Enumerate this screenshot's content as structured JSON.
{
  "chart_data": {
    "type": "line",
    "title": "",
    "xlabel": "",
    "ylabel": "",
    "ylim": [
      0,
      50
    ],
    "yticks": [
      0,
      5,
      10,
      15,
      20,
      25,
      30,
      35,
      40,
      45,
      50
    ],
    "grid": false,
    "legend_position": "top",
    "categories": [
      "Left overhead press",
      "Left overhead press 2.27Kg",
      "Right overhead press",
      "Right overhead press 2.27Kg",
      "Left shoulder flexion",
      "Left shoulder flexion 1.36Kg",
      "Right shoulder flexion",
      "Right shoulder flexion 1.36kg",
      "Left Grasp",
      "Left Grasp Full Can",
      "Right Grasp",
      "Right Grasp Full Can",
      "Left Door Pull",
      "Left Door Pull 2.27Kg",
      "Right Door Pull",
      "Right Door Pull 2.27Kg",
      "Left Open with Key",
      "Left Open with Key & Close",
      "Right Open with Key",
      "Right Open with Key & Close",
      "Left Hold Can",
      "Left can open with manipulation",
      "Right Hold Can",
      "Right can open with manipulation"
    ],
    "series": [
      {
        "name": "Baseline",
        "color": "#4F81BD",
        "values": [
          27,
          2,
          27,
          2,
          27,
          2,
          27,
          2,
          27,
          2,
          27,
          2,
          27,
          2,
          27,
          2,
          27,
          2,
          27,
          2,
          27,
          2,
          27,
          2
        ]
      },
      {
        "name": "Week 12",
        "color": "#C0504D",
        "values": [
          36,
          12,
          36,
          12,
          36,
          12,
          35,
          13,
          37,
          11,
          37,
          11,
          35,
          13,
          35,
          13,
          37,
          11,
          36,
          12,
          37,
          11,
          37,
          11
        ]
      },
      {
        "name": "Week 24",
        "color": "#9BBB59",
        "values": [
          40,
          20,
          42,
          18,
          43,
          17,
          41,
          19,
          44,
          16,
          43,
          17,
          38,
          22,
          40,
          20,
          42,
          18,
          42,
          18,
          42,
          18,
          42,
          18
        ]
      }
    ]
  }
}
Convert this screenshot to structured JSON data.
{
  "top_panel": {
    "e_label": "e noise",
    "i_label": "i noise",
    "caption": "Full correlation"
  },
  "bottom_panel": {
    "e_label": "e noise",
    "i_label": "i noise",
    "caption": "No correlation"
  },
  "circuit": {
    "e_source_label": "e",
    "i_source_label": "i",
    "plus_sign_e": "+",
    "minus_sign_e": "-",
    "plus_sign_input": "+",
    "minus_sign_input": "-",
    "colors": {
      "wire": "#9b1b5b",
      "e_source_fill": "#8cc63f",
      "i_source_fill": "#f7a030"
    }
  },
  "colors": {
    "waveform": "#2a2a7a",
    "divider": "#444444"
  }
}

**SHORT TASK**
Lines of the listing that contain the word "manipulation" are to be counted; report only their number.

**COMPLETED EXERCISE**
2